Copy the data below with every "Patent image size" replaced by "Drawing size", keeping everything else the same. Leave the pictures out of your answer.
++++ DATA PROVIDED ++++
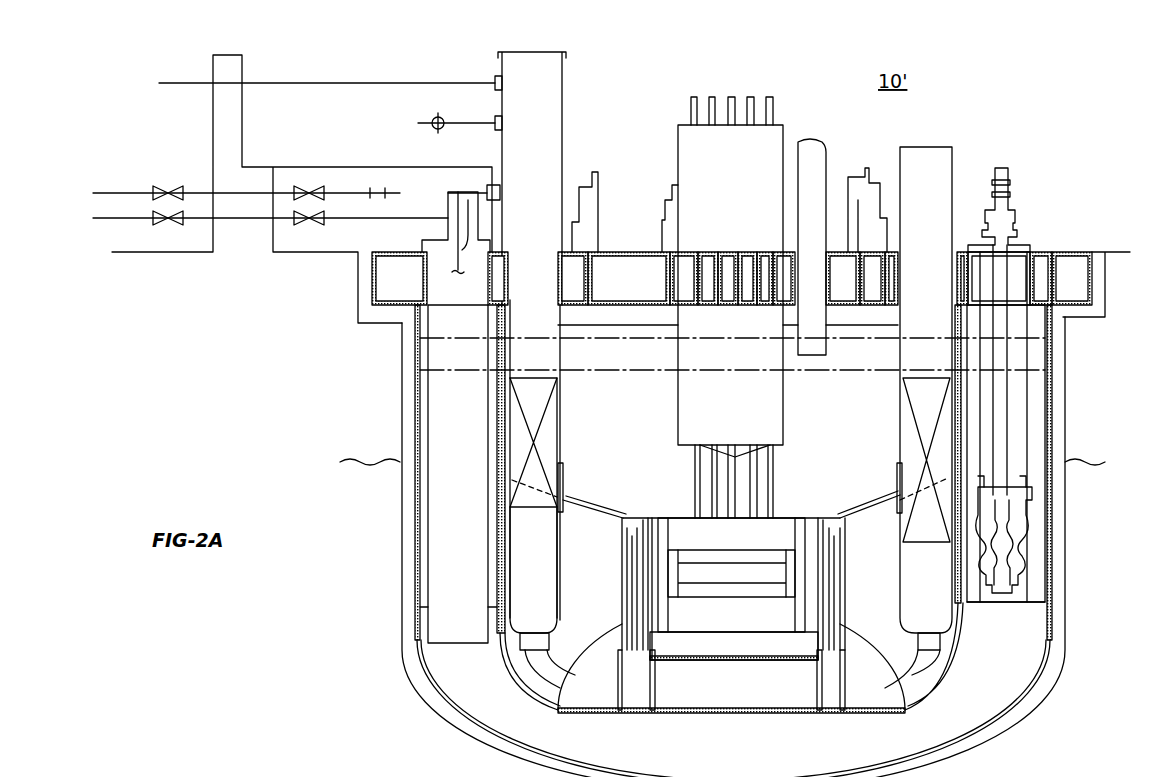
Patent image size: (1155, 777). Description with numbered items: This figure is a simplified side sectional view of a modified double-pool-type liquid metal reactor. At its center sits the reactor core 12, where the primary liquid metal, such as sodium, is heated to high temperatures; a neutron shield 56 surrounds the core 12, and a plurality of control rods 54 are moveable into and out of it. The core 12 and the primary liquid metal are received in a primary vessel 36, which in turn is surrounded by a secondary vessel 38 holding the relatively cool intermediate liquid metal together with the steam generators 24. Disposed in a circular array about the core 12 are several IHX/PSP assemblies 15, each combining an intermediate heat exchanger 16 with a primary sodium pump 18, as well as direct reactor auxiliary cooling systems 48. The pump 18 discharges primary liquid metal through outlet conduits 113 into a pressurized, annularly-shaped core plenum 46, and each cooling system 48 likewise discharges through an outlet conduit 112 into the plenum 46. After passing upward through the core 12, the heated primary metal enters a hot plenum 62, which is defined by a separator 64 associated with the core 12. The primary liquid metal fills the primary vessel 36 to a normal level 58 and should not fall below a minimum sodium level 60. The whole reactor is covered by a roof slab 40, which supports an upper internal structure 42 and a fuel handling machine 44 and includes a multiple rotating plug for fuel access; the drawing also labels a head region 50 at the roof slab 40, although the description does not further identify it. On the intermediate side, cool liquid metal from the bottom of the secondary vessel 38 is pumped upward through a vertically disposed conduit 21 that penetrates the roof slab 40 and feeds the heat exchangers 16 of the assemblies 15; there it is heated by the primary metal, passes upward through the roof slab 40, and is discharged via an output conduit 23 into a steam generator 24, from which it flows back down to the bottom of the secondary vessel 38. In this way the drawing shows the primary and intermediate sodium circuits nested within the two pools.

The reactor core 12 is at (731, 575).
The IHX/PSP assembly 15 is at (565, 100).
The intermediate heat exchanger 16 is at (567, 507).
The primary sodium pump 18 is at (567, 630).
The vertically disposed conduit 21 is at (1003, 430).
The output conduit 23 is at (478, 190).
The steam generator 24 is at (433, 415).
The primary vessel 36 is at (967, 625).
The secondary vessel 38 is at (1060, 630).
The roof slab 40 is at (1075, 250).
The upper internal structure 42 is at (678, 150).
The fuel handling machine 44 is at (822, 160).
The core plenum 46 is at (605, 703).
The direct reactor auxiliary cooling system 48 is at (955, 176).
The head insulation 50 is at (751, 262).
The control rods 54 is at (772, 482).
The neutron shield 56 is at (835, 575).
The normal level 58 is at (1040, 333).
The minimum sodium level 60 is at (1040, 360).
The hot plenum 62 is at (845, 405).
The separator 64 is at (866, 512).
The outlet conduit 112 is at (930, 662).
The outlet conduits 113 is at (552, 660).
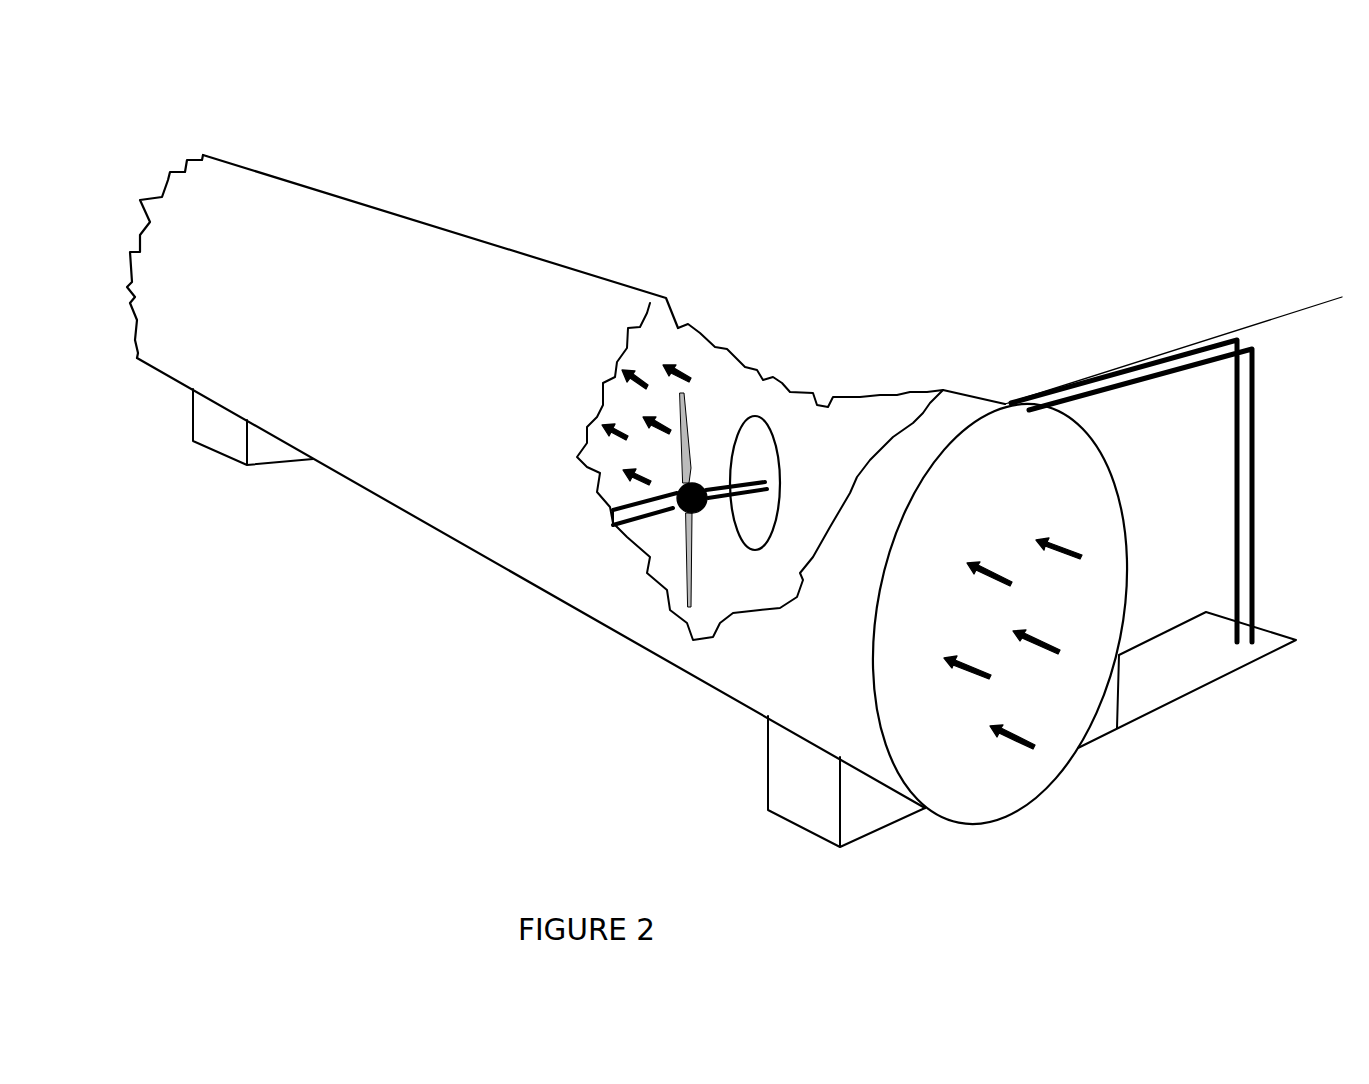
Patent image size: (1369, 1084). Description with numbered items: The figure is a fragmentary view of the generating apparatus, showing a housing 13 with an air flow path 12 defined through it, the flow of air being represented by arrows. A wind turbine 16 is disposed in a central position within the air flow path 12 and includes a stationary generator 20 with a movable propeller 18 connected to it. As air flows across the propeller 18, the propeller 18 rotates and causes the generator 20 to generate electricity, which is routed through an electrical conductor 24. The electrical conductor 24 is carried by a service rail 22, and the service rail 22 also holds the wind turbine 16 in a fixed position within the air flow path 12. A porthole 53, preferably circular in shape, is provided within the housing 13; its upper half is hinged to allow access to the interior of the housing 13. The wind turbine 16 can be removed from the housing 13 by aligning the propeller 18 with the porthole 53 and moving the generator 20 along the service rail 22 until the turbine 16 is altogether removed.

The air flow path 12 is at (652, 348).
The housing 13 is at (357, 273).
The wind turbine 16 is at (703, 580).
The propeller 18 is at (697, 425).
The generator 20 is at (688, 503).
The service rail 22 is at (615, 512).
The electrical conductor 24 is at (1250, 315).
The porthole 53 is at (787, 460).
++++
### ANSWER BELOW:
Drawing size: (1155, 777). Description with numbered items: This figure is a simplified side sectional view of a modified double-pool-type liquid metal reactor. At its center sits the reactor core 12, where the primary liquid metal, such as sodium, is heated to high temperatures; a neutron shield 56 surrounds the core 12, and a plurality of control rods 54 are moveable into and out of it. The core 12 and the primary liquid metal are received in a primary vessel 36, which in turn is surrounded by a secondary vessel 38 holding the relatively cool intermediate liquid metal together with the steam generators 24. Disposed in a circular array about the core 12 are several IHX/PSP assemblies 15, each combining an intermediate heat exchanger 16 with a primary sodium pump 18, as well as direct reactor auxiliary cooling systems 48. The pump 18 discharges primary liquid metal through outlet conduits 113 into a pressurized, annularly-shaped core plenum 46, and each cooling system 48 likewise discharges through an outlet conduit 112 into the plenum 46. After passing upward through the core 12, the heated primary metal enters a hot plenum 62, which is defined by a separator 64 associated with the core 12. The primary liquid metal fills the primary vessel 36 to a normal level 58 and should not fall below a minimum sodium level 60. The whole reactor is covered by a roof slab 40, which supports an upper internal structure 42 and a fuel handling machine 44 and includes a multiple rotating plug for fuel access; the drawing also labels a head region 50 at the roof slab 40, although the description does not further identify it. On the intermediate side, cool liquid metal from the bottom of the secondary vessel 38 is pumped upward through a vertically disposed conduit 21 that penetrates the roof slab 40 and feeds the heat exchangers 16 of the assemblies 15; there it is heated by the primary metal, passes upward through the roof slab 40, and is discharged via an output conduit 23 into a steam generator 24, from which it flows back down to the bottom of the secondary vessel 38. In this way the drawing shows the primary and intermediate sodium circuits nested within the two pools.

The reactor core 12 is at (731, 575).
The IHX/PSP assembly 15 is at (565, 100).
The intermediate heat exchanger 16 is at (567, 507).
The primary sodium pump 18 is at (567, 630).
The vertically disposed conduit 21 is at (1003, 430).
The output conduit 23 is at (478, 190).
The steam generator 24 is at (433, 415).
The primary vessel 36 is at (967, 625).
The secondary vessel 38 is at (1060, 630).
The roof slab 40 is at (1075, 250).
The upper internal structure 42 is at (678, 150).
The fuel handling machine 44 is at (822, 160).
The core plenum 46 is at (605, 703).
The direct reactor auxiliary cooling system 48 is at (955, 176).
The head insulation 50 is at (751, 262).
The control rods 54 is at (772, 482).
The neutron shield 56 is at (835, 575).
The normal level 58 is at (1040, 333).
The minimum sodium level 60 is at (1040, 360).
The hot plenum 62 is at (845, 405).
The separator 64 is at (866, 512).
The outlet conduit 112 is at (930, 662).
The outlet conduits 113 is at (552, 660).
Drawing size: (1369, 1084). Description with numbered items: The figure is a fragmentary view of the generating apparatus, showing a housing 13 with an air flow path 12 defined through it, the flow of air being represented by arrows. A wind turbine 16 is disposed in a central position within the air flow path 12 and includes a stationary generator 20 with a movable propeller 18 connected to it. As air flows across the propeller 18, the propeller 18 rotates and causes the generator 20 to generate electricity, which is routed through an electrical conductor 24. The electrical conductor 24 is carried by a service rail 22, and the service rail 22 also holds the wind turbine 16 in a fixed position within the air flow path 12. A porthole 53, preferably circular in shape, is provided within the housing 13; its upper half is hinged to allow access to the interior of the housing 13. The wind turbine 16 can be removed from the housing 13 by aligning the propeller 18 with the porthole 53 and moving the generator 20 along the service rail 22 until the turbine 16 is altogether removed.

The air flow path 12 is at (652, 348).
The housing 13 is at (357, 273).
The wind turbine 16 is at (703, 580).
The propeller 18 is at (697, 425).
The generator 20 is at (688, 503).
The service rail 22 is at (615, 512).
The electrical conductor 24 is at (1250, 315).
The porthole 53 is at (787, 460).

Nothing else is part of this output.